— Begin —

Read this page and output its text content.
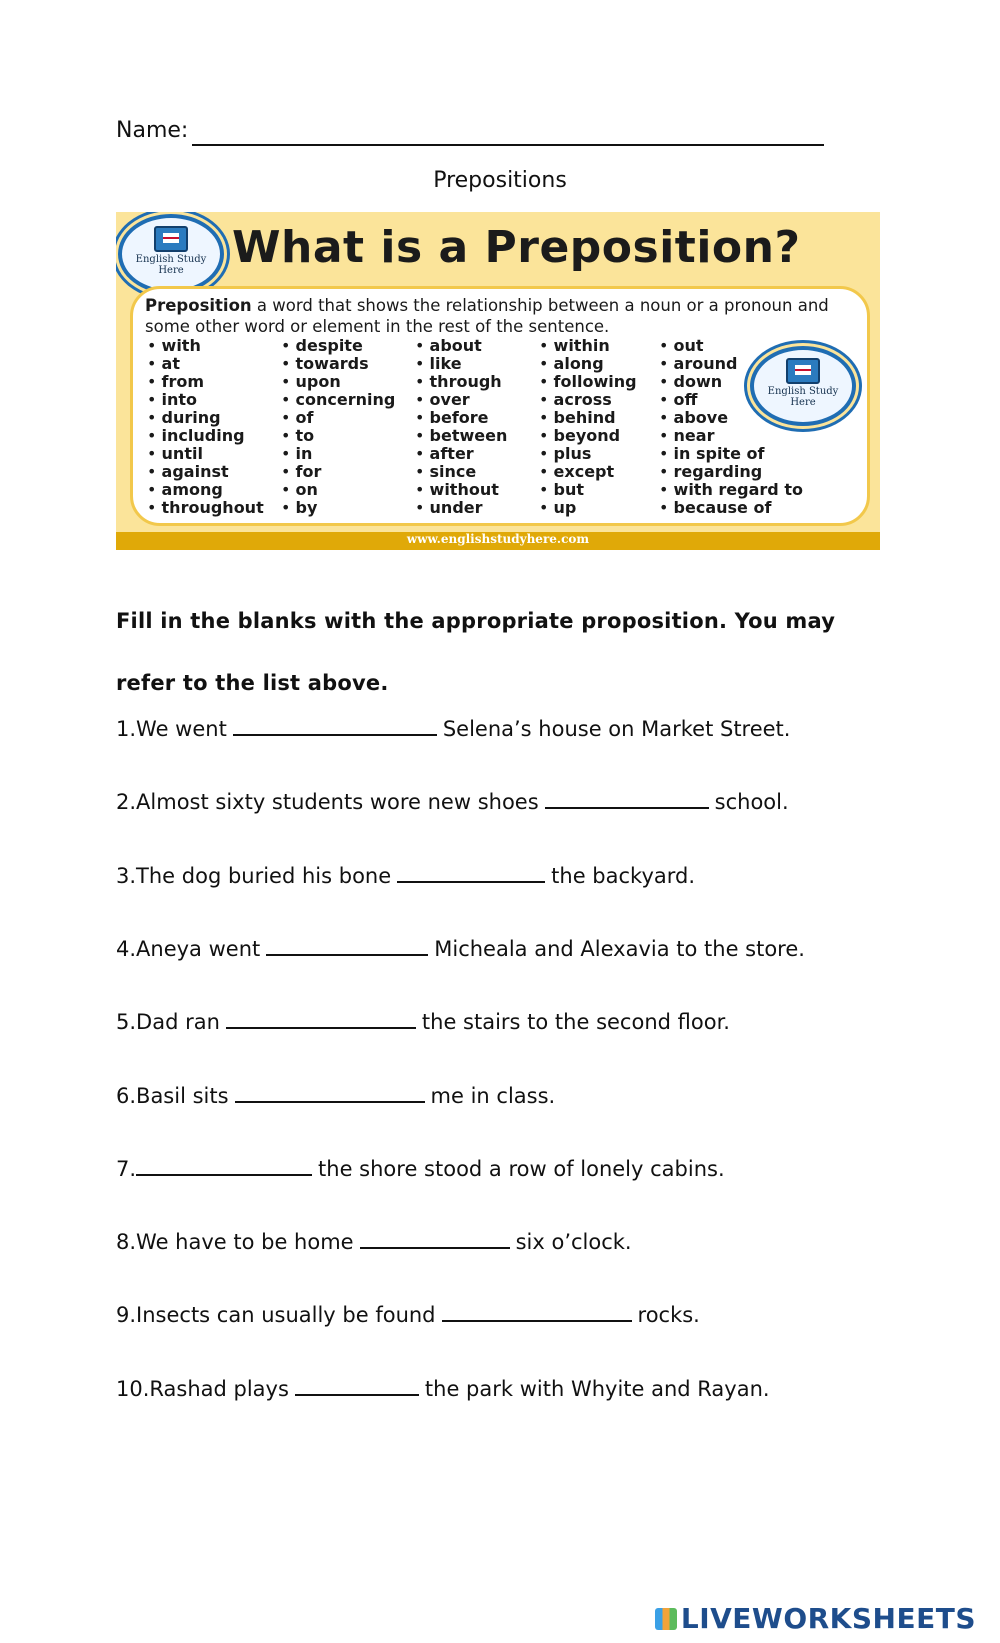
Name:
Prepositions
English Study Here	What is a Preposition?
Preposition a word that shows the relationship between a noun or a pronoun and some other word or element in the rest of the sentence.
• with
• at
• from
• into
• during
• including
• until
• against
• among
• throughout
• despite
• towards
• upon
• concerning
• of
• to
• in
• for
• on
• by
• about
• like
• through
• over
• before
• between
• after
• since
• without
• under
• within
• along
• following
• across
• behind
• beyond
• plus
• except
• but
• up
• out
• around
• down
• off
• above
• near
• in spite of
• regarding
• with regard to
• because of
English Study Here
www.englishstudyhere.com
Fill in the blanks with the appropriate proposition. You may refer to the list above.
1.We went	Selena’s house on Market Street.
2.Almost sixty students wore new shoes	school.
3.The dog buried his bone	the backyard.
4.Aneya went	Micheala and Alexavia to the store.
5.Dad ran	the stairs to the second floor.
6.Basil sits	me in class.
7.	the shore stood a row of lonely cabins.
8.We have to be home	six o’clock.
9.Insects can usually be found	rocks.
10.Rashad plays	the park with Whyite and Rayan.
LIVEWORKSHEETS
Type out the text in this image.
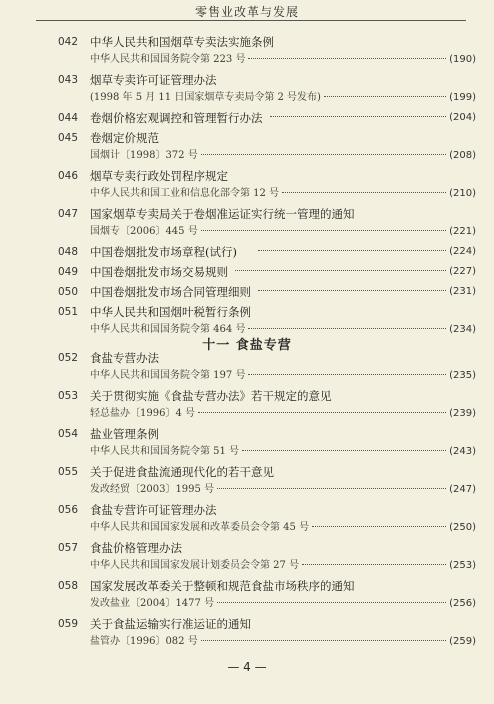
零售业改革与发展
042 中华人民共和国烟草专卖法实施条例
中华人民共和国国务院令第 223 号	(190)
043 烟草专卖许可证管理办法
(1998 年 5 月 11 日国家烟草专卖局令第 2 号发布)	(199)
044 卷烟价格宏观调控和管理暂行办法	(204)
045 卷烟定价规范
国烟计〔1998〕372 号	(208)
046 烟草专卖行政处罚程序规定
中华人民共和国工业和信息化部令第 12 号	(210)
047 国家烟草专卖局关于卷烟准运证实行统一管理的通知
国烟专〔2006〕445 号	(221)
048 中国卷烟批发市场章程(试行)	(224)
049 中国卷烟批发市场交易规则	(227)
050 中国卷烟批发市场合同管理细则	(231)
051 中华人民共和国烟叶税暂行条例
中华人民共和国国务院令第 464 号	(234)
052 食盐专营办法
中华人民共和国国务院令第 197 号	(235)
053 关于贯彻实施《食盐专营办法》若干规定的意见
轻总盐办〔1996〕4 号	(239)
054 盐业管理条例
中华人民共和国国务院令第 51 号	(243)
055 关于促进食盐流通现代化的若干意见
发改经贸〔2003〕1995 号	(247)
056 食盐专营许可证管理办法
中华人民共和国国家发展和改革委员会令第 45 号	(250)
057 食盐价格管理办法
中华人民共和国国家发展计划委员会令第 27 号	(253)
058 国家发展改革委关于整顿和规范食盐市场秩序的通知
发改盐业〔2004〕1477 号	(256)
059 关于食盐运输实行准运证的通知
盐管办〔1996〕082 号	(259)
十一 食盐专营
— 4 —
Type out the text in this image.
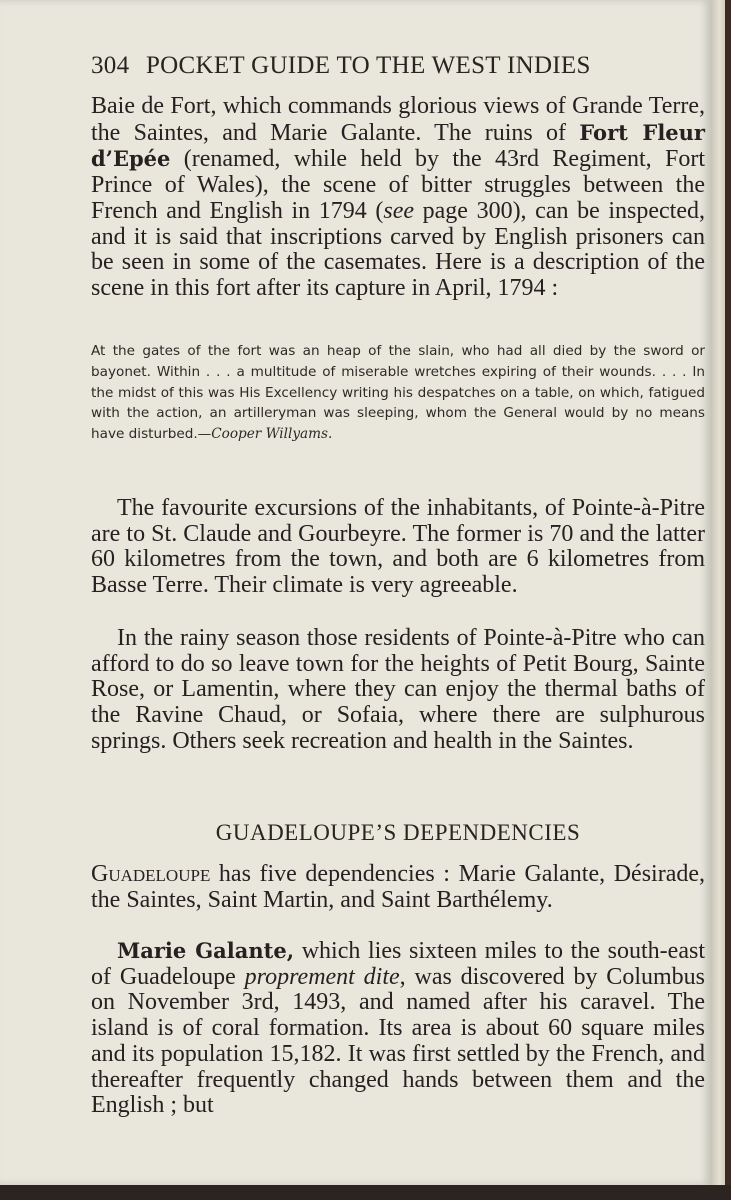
304 POCKET GUIDE TO THE WEST INDIES

Baie de Fort, which commands glorious views of Grande Terre, the Saintes, and Marie Galante. The ruins of Fort Fleur d’Epée (renamed, while held by the 43rd Regiment, Fort Prince of Wales), the scene of bitter struggles between the French and English in 1794 (see page 300), can be inspected, and it is said that inscriptions carved by English prisoners can be seen in some of the casemates. Here is a description of the scene in this fort after its capture in April, 1794 :

At the gates of the fort was an heap of the slain, who had all died by the sword or bayonet. Within . . . a multitude of miserable wretches expiring of their wounds. . . . In the midst of this was His Excellency writing his despatches on a table, on which, fatigued with the action, an artilleryman was sleeping, whom the General would by no means have disturbed.—Cooper Willyams.

The favourite excursions of the inhabitants, of Pointe-à-Pitre are to St. Claude and Gourbeyre. The former is 70 and the latter 60 kilometres from the town, and both are 6 kilometres from Basse Terre. Their climate is very agreeable.

In the rainy season those residents of Pointe-à-Pitre who can afford to do so leave town for the heights of Petit Bourg, Sainte Rose, or Lamentin, where they can enjoy the thermal baths of the Ravine Chaud, or Sofaia, where there are sulphurous springs. Others seek recreation and health in the Saintes.

GUADELOUPE’S DEPENDENCIES

Guadeloupe has five dependencies : Marie Galante, Désirade, the Saintes, Saint Martin, and Saint Barthélemy.

Marie Galante, which lies sixteen miles to the south-east of Guadeloupe proprement dite, was discovered by Columbus on November 3rd, 1493, and named after his caravel. The island is of coral formation. Its area is about 60 square miles and its population 15,182. It was first settled by the French, and thereafter frequently changed hands between them and the English ; but
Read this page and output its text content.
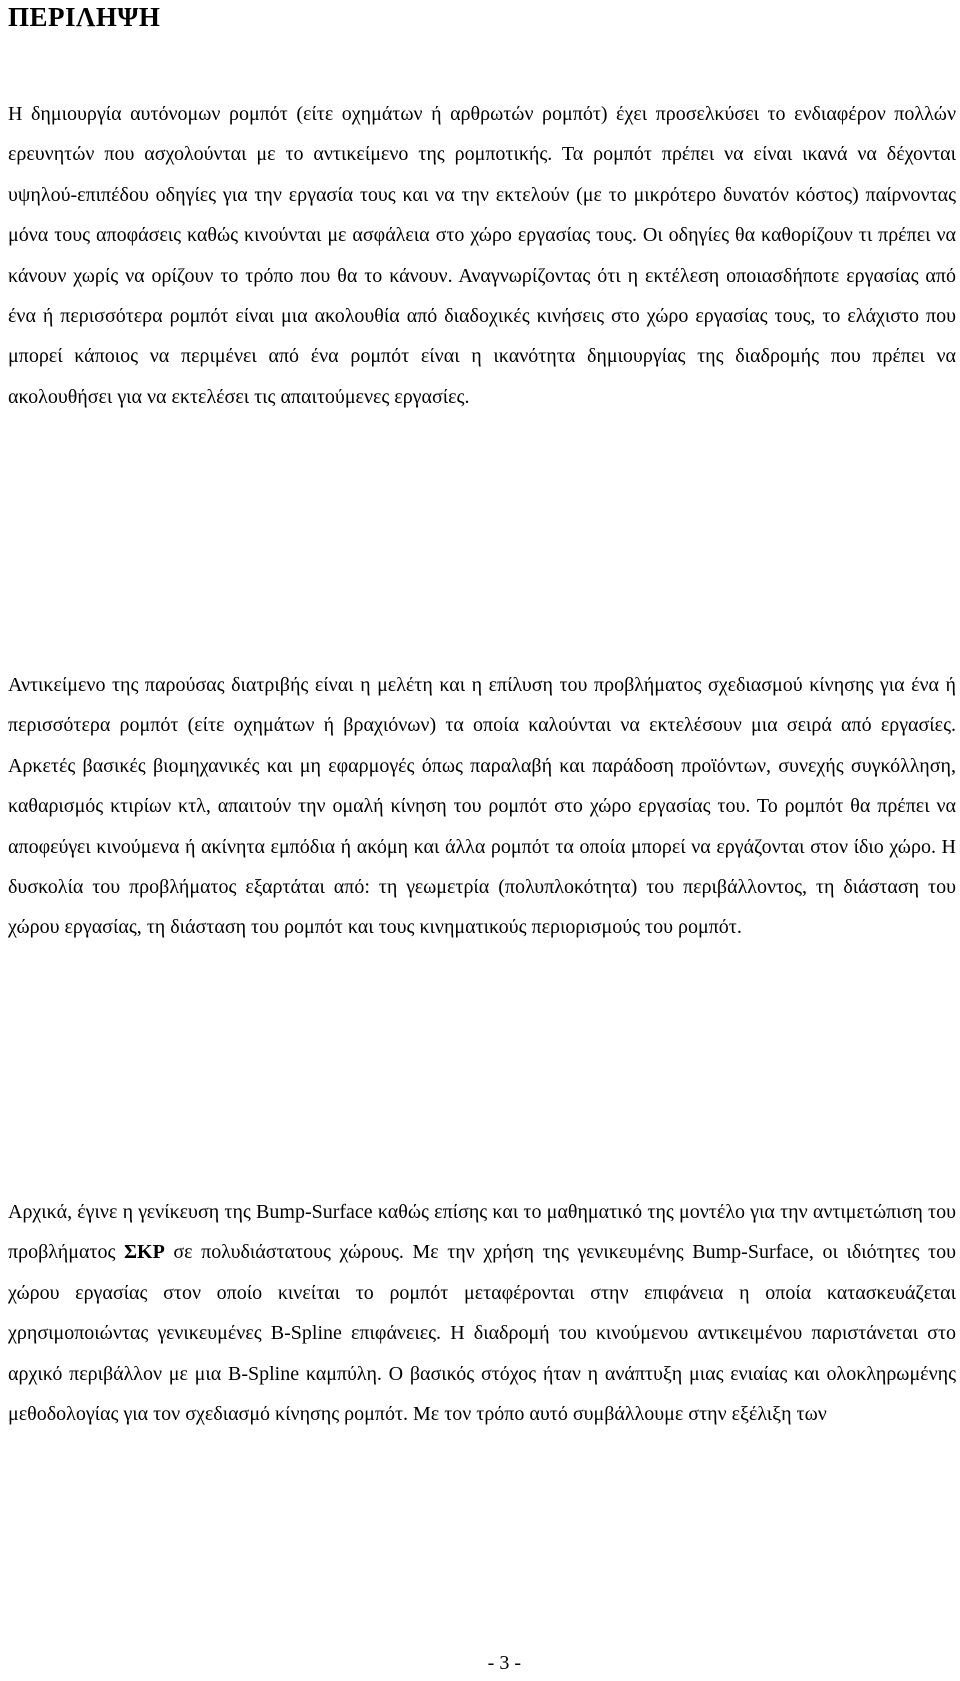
ΠΕΡΙΛΗΨΗ

Η δημιουργία αυτόνομων ρομπότ (είτε οχημάτων ή αρθρωτών ρομπότ) έχει προσελκύσει το ενδιαφέρον πολλών ερευνητών που ασχολούνται με το αντικείμενο της ρομποτικής. Τα ρομπότ πρέπει να είναι ικανά να δέχονται υψηλού-επιπέδου οδηγίες για την εργασία τους και να την εκτελούν (με το μικρότερο δυνατόν κόστος) παίρνοντας μόνα τους αποφάσεις καθώς κινούνται με ασφάλεια στο χώρο εργασίας τους. Οι οδηγίες θα καθορίζουν τι πρέπει να κάνουν χωρίς να ορίζουν το τρόπο που θα το κάνουν. Αναγνωρίζοντας ότι η εκτέλεση οποιασδήποτε εργασίας από ένα ή περισσότερα ρομπότ είναι μια ακολουθία από διαδοχικές κινήσεις στο χώρο εργασίας τους, το ελάχιστο που μπορεί κάποιος να περιμένει από ένα ρομπότ είναι η ικανότητα δημιουργίας της διαδρομής που πρέπει να ακολουθήσει για να εκτελέσει τις απαιτούμενες εργασίες.

Αντικείμενο της παρούσας διατριβής είναι η μελέτη και η επίλυση του προβλήματος σχεδιασμού κίνησης για ένα ή περισσότερα ρομπότ (είτε οχημάτων ή βραχιόνων) τα οποία καλούνται να εκτελέσουν μια σειρά από εργασίες. Αρκετές βασικές βιομηχανικές και μη εφαρμογές όπως παραλαβή και παράδοση προϊόντων, συνεχής συγκόλληση, καθαρισμός κτιρίων κτλ, απαιτούν την ομαλή κίνηση του ρομπότ στο χώρο εργασίας του. Το ρομπότ θα πρέπει να αποφεύγει κινούμενα ή ακίνητα εμπόδια ή ακόμη και άλλα ρομπότ τα οποία μπορεί να εργάζονται στον ίδιο χώρο. Η δυσκολία του προβλήματος εξαρτάται από: τη γεωμετρία (πολυπλοκότητα) του περιβάλλοντος, τη διάσταση του χώρου εργασίας, τη διάσταση του ρομπότ και τους κινηματικούς περιορισμούς του ρομπότ.

Αρχικά, έγινε η γενίκευση της Bump-Surface καθώς επίσης και το μαθηματικό της μοντέλο για την αντιμετώπιση του προβλήματος ΣΚΡ σε πολυδιάστατους χώρους. Με την χρήση της γενικευμένης Bump-Surface, οι ιδιότητες του χώρου εργασίας στον οποίο κινείται το ρομπότ μεταφέρονται στην επιφάνεια η οποία κατασκευάζεται χρησιμοποιώντας γενικευμένες B-Spline επιφάνειες. Η διαδρομή του κινούμενου αντικειμένου παριστάνεται στο αρχικό περιβάλλον με μια B-Spline καμπύλη. Ο βασικός στόχος ήταν η ανάπτυξη μιας ενιαίας και ολοκληρωμένης μεθοδολογίας για τον σχεδιασμό κίνησης ρομπότ. Με τον τρόπο αυτό συμβάλλουμε στην εξέλιξη των

- 3 -
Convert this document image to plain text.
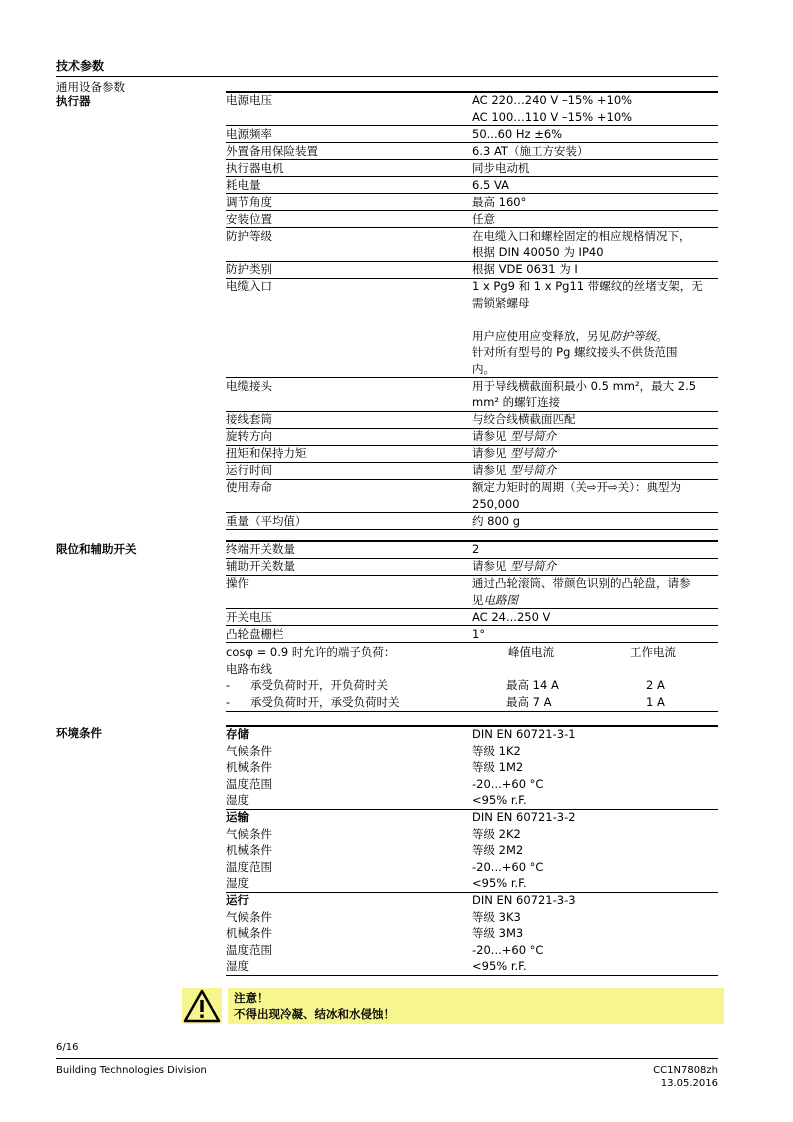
技术参数
通用设备参数
执行器
限位和辅助开关
环境条件
电源电压	AC 220…240 V –15% +10%
AC 100…110 V –15% +10%
电源频率	50...60 Hz ±6%
外置备用保险装置	6.3 AT（施工方安装）
执行器电机	同步电动机
耗电量	6.5 VA
调节角度	最高 160°
安装位置	任意
防护等级	在电缆入口和螺栓固定的相应规格情况下，
根据 DIN 40050 为 IP40
防护类别	根据 VDE 0631 为 I
电缆入口	1 x Pg9 和 1 x Pg11 带螺纹的丝堵支架，无
需锁紧螺母
用户应使用应变释放，另见防护等级。
针对所有型号的 Pg 螺纹接头不供货范围
内。
电缆接头	用于导线横截面积最小 0.5 mm²，最大 2.5
mm² 的螺钉连接
接线套筒	与绞合线横截面匹配
旋转方向	请参见 型号简介
扭矩和保持力矩	请参见 型号简介
运行时间	请参见 型号简介
使用寿命	额定力矩时的周期（关⇨开⇨关）：典型为
250,000
重量（平均值）	约 800 g
终端开关数量	2
辅助开关数量	请参见 型号简介
操作	通过凸轮滚筒、带颜色识别的凸轮盘，请参
见电路图
开关电压	AC 24...250 V
凸轮盘栅栏	1°
cosφ = 0.9 时允许的端子负荷：	峰值电流	工作电流
电路布线
- 承受负荷时开，开负荷时关	最高 14 A	2 A
- 承受负荷时开，承受负荷时关	最高 7 A	1 A
存储	DIN EN 60721-3-1
气候条件	等级 1K2
机械条件	等级 1M2
温度范围	-20...+60 °C
湿度	<95% r.F.
运输	DIN EN 60721-3-2
气候条件	等级 2K2
机械条件	等级 2M2
温度范围	-20...+60 °C
湿度	<95% r.F.
运行	DIN EN 60721-3-3
气候条件	等级 3K3
机械条件	等级 3M3
温度范围	-20...+60 °C
湿度	<95% r.F.
注意！
不得出现冷凝、结冰和水侵蚀！
6/16
Building Technologies Division	CC1N7808zh
13.05.2016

— End —

Your instructions: Take every line that includes the string "型号简介" and copy it.

The result:
旋转方向	请参见 型号简介
扭矩和保持力矩	请参见 型号简介
运行时间	请参见 型号简介
辅助开关数量	请参见 型号简介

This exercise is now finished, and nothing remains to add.